Consignes de l'exercice:
1/ Répondez aux questions suivantes à partir de l'extrait sur les gilets jaunes.
(a) Quel est le nom du producteur mentionné ?
(b) Où et quand sont apparues les images qui avaient lancé la première assemblée des assemblées ?
(c) Quelle technologie a rendu possibles les séquences « live » tournées pendant les manifestations ?
2/ Restituez mot pour mot le passage de l'extrait sur les gilets jaunes qui commence par « Avec mon producteur » et se poursuit jusqu'à « maquis, de résistance. ».
3/ Rédigez la suite de l'extrait sur les gilets jaunes en partant de sa dernière phrase.

Extrait source:

——————————

SaNoSi Productions défrayait heureusement mes voyages, mais sans davantage de financements, nous ne pouvions produire le film. Il n’y avait pratiquement aucun espoir de trouver des fonds du côté des chaînes de télé ou du câble, car mon projet cumulait visiblement deux tares : un sujet « sensible », un regard « sensible ».
Avec mon producteur Jean-Marie Gigon, nous espérions surtout une sortie en salle qui permette une plus grande liberté artistique et des rencontres avec le public. Il me fallait donc reprendre le dossier et le redéposer dans la prochaine commission.
La recherche de l’image « juste »
Si les gilets jaunes avaient toujours le soutien d’une majorité de la population, dans l’arène médiatique, les images qu’ils produisaient et celles véhiculées par les médias grand public n’avaient pas la même place. Bien sûr, celles qui se situaient du côté du pouvoir étaient les plus vues, puisque diffusées largement sur les ondes hertziennes tandis que les images des gilets jaunes passaient par des réseaux sociaux, plus souterrains, dans une progression lente, de maquis, de résistance.
Pour les gilets jaunes, depuis le début, l’enjeu était de se faire entendre clairement, directement, sans trucage ni intermédiaire. Les images apparues à Commercy en novembre 2018, qui avaient lancé la première assemblée des assemblées, répondaient à cette exigence. Elles privilégiaient le décor neutre (rond-point), le plan large, le plan-séquence (sans rupture dans l’enregistrement), le son direct, le micro unique et mobile. Il n’y avait là aucun montage, aucune image complémentaire, ni commentaire ni musique. Rien n’était caché : le mouvement des corps, les hésitations, les prises de micro hasardeuses, les voix singulières… Ces déclarations collectives disaient le maximum de choses en un minimum de temps et avec une grande économie technique. Elles furent imitées un peu partout jusqu’à devenir une sorte de marque de fabrique du mouvement.
Tout aussi efficacement, pendant les manifestations et les actions, les gilets jaunes produisaient des images fleuves, des « live » ou « directs » tournés sans couper, pour que chacun puisse juger par lui-même du « On est là ! » C’était encore le collectif qui primait sur les individus et ces séquences, rendues possibles par la technologie du téléphone portable, étaient partagées très rapidement.
De telles images témoignaient d’une recherche rigoureuse d’authenticité, de véracité et de lien (adresses directes, demandes de soutien, de partage...). Elles disaient principalement ceci : « Nous sommes les gilets jaunes. Nous sommes unis. Nous sommes visibles. Nous sommes nombreux. Nous avons des choses à dire. Nous nous levons. »

——————————

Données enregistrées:
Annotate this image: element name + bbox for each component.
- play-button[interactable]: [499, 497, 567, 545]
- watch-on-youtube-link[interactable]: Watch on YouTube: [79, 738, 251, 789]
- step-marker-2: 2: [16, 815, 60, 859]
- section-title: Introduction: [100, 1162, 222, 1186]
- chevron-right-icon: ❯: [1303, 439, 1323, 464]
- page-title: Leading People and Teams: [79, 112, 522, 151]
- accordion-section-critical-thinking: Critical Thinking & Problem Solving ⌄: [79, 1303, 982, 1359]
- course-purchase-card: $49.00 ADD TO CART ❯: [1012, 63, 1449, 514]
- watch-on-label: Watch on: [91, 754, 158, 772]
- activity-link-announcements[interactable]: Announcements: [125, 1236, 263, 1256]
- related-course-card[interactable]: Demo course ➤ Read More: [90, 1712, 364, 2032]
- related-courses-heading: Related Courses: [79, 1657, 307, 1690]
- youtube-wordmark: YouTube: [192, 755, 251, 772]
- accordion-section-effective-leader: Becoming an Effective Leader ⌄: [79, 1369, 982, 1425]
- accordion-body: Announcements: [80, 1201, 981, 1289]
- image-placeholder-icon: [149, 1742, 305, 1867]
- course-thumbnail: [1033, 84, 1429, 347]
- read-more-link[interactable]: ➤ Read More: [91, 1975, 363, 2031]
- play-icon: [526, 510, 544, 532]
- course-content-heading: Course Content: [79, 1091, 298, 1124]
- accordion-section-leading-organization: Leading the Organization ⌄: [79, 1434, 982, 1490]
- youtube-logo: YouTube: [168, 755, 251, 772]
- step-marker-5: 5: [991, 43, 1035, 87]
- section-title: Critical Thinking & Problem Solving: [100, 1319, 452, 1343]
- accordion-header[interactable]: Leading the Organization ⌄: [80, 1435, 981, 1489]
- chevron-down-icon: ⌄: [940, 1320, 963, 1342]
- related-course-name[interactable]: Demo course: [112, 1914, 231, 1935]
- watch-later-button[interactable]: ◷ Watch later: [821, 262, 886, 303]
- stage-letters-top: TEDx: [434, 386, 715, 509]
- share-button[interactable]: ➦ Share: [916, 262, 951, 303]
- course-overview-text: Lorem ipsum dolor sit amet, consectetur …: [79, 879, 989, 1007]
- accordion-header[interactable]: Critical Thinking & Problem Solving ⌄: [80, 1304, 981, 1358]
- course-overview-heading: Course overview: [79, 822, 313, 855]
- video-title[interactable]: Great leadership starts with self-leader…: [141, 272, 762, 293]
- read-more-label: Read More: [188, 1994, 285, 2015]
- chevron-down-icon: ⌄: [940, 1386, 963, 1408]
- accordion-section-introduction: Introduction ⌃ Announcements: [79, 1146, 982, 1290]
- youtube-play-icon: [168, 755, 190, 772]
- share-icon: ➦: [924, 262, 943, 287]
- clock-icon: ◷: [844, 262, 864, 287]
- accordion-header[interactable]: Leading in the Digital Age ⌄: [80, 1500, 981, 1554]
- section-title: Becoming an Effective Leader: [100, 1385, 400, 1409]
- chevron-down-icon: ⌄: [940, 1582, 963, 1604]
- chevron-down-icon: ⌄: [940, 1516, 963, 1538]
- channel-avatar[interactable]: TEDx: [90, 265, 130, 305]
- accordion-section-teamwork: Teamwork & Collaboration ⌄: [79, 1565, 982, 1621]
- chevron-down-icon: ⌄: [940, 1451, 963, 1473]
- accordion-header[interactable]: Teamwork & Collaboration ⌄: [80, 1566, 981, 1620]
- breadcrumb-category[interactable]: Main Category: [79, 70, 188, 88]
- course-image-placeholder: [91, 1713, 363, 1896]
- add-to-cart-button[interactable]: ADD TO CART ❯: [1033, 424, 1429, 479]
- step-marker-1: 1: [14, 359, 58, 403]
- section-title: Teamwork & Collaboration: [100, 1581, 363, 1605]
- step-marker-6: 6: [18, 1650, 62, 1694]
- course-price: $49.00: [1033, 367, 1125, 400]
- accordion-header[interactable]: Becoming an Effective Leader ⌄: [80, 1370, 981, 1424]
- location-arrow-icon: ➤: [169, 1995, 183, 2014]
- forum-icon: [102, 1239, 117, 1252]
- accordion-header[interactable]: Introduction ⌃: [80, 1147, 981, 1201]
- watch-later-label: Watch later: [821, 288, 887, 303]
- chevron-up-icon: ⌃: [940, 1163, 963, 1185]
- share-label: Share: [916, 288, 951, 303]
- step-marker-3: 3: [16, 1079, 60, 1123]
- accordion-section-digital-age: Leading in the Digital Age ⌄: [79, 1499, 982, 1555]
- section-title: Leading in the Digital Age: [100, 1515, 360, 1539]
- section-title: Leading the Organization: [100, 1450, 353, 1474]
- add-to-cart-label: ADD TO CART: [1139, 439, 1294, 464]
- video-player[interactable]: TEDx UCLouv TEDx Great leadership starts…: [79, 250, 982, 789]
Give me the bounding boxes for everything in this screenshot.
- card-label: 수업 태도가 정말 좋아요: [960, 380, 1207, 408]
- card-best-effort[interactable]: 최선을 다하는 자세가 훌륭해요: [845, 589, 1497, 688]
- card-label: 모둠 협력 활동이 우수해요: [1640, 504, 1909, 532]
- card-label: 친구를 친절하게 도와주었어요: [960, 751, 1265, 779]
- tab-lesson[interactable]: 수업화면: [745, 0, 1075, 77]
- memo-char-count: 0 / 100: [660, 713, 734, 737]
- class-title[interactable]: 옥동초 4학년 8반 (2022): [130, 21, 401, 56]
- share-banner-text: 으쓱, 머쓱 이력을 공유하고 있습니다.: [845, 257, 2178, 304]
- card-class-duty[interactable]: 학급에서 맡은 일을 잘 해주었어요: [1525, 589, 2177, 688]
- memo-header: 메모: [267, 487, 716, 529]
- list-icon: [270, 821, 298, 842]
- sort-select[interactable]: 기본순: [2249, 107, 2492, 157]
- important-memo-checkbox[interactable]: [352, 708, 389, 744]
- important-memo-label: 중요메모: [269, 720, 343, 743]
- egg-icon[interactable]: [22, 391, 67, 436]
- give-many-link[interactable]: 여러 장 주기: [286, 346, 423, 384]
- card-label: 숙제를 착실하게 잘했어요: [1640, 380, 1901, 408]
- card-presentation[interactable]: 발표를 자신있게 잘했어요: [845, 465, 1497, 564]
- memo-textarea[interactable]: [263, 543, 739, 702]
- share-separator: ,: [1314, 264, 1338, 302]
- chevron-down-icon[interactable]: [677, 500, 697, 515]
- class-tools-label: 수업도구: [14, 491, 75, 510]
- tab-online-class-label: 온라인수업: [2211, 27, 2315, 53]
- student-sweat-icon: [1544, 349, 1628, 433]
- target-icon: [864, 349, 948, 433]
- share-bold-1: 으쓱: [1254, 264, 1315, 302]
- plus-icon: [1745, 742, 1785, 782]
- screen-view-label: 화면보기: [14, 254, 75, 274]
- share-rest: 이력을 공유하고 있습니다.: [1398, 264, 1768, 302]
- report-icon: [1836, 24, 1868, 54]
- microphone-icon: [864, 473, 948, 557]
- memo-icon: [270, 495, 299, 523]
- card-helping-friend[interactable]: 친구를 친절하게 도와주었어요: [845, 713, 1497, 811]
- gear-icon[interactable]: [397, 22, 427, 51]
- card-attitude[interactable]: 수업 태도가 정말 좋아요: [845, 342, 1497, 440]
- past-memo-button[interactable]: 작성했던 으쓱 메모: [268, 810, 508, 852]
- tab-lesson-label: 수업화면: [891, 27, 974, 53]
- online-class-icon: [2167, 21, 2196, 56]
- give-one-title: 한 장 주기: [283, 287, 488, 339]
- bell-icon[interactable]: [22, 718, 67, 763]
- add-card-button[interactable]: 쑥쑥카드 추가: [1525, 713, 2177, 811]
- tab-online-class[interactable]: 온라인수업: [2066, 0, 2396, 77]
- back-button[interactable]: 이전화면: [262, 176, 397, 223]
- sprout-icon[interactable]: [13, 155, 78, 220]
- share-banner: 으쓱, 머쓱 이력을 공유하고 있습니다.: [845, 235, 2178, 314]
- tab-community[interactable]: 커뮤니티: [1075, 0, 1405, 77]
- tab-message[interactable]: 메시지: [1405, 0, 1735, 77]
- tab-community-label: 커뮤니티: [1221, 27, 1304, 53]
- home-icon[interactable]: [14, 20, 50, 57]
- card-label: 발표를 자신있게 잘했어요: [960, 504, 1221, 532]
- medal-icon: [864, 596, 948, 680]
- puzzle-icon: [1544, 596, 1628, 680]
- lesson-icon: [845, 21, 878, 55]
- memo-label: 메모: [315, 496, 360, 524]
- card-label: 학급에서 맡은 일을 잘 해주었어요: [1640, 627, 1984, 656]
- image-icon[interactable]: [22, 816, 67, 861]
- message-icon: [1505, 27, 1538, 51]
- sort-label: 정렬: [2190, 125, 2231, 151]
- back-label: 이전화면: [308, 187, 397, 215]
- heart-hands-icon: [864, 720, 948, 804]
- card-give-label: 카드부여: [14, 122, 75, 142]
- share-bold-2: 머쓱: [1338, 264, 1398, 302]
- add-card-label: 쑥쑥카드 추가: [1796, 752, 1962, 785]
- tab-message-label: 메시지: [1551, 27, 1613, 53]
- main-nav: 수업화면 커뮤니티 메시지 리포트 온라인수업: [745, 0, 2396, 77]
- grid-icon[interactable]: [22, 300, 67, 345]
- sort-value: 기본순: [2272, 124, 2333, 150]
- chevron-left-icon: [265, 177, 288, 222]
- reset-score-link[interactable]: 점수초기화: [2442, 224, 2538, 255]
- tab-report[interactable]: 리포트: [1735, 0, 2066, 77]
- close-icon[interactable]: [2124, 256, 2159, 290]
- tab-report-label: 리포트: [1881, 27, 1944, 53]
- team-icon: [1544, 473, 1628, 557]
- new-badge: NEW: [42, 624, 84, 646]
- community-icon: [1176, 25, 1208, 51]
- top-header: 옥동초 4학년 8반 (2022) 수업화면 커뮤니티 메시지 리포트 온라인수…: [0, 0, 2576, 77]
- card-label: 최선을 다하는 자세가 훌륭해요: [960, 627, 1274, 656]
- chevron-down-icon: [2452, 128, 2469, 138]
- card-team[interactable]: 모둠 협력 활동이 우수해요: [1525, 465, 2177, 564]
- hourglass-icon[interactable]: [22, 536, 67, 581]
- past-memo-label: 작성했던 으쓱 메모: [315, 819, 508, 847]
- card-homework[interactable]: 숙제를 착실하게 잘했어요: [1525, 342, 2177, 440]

——————————

Résultats par tâche:
1/
(a) Jean-Marie Gigon.
(b) À Commercy, en novembre 2018.
(c) Le téléphone portable.

2/
Avec mon producteur Jean-Marie Gigon, nous espérions surtout une sortie en salle qui permette une plus grande liberté artistique et des rencontres avec le public. Il me fallait donc reprendre le dossier et le redéposer dans la prochaine commission.
La recherche de l’image « juste »
Si les gilets jaunes avaient toujours le soutien d’une majorité de la population, dans l’arène médiatique, les images qu’ils produisaient et celles véhiculées par les médias grand public n’avaient pas la même place. Bien sûr, celles qui se situaient du côté du pouvoir étaient les plus vues, puisque diffusées largement sur les ondes hertziennes tandis que les images des gilets jaunes passaient par des réseaux sociaux, plus souterrains, dans une progression lente, de maquis, de résistance.

3/
En comparaison, les images des médias télévisuels classiques semblaient n’avoir rien d’authentique à offrir et aucun lien avec les téléspectateurs n’était proposé. Dans un art pourtant poussé du montage et du spectacle, ces autres images diffusaient en boucle un même discours, un même mépris de classe, cherchant à toucher les émotions viscérales, une idéologie témoignant toujours à charge contre le soulèvement populaire4…
La critique des médias était un sujet central dans les échanges des gilets jaunes :
« Les journalistes, quand ils viennent sur les manifs, BFM, TF1… ils viennent pour faire le buzz. Pour voir : “Tiens j’espère que je vais faire des images avec du sang par terre”. C’est uniquement ça qui les intéresse : le nombre d’interpellés, de blessés, les dégâts. T’en as pas un qui fait l’effort de dire “regardez y’a une banderole avec telle revendication”, ou de filmer des retraités qui sont au premier rang. Des hommes et des femmes qui sont Monsieur Tout-le-Monde. Les gens, ils vont regarder : “Allez, aujourd’hui, combien y’a eu de morts à Paris ?” C’est tout ce qu’ils vont regarder. Après, ils disent : “Vos revendications, on ne les comprend pas…” Alors qu’il n’y a qu’à écouter ce qu’on gueule en manif. Et on gueule beaucoup ! Quand t’as le peuple qui se révolte comme ça, non, on n’y va pas pour la violence. Moi, mon Dieu, je prie pour qu’on fasse des manifestations à 10 000 et qu’il n’y ait pas de blessé. Là, à Montpellier, on est arrivé, j’ai eu le temps d’allumer une clope, dix minutes après, on se faisait gazer. Comment veux-tu que ça se passe bien ? » (Adeline, citée de nouveau plus loin.)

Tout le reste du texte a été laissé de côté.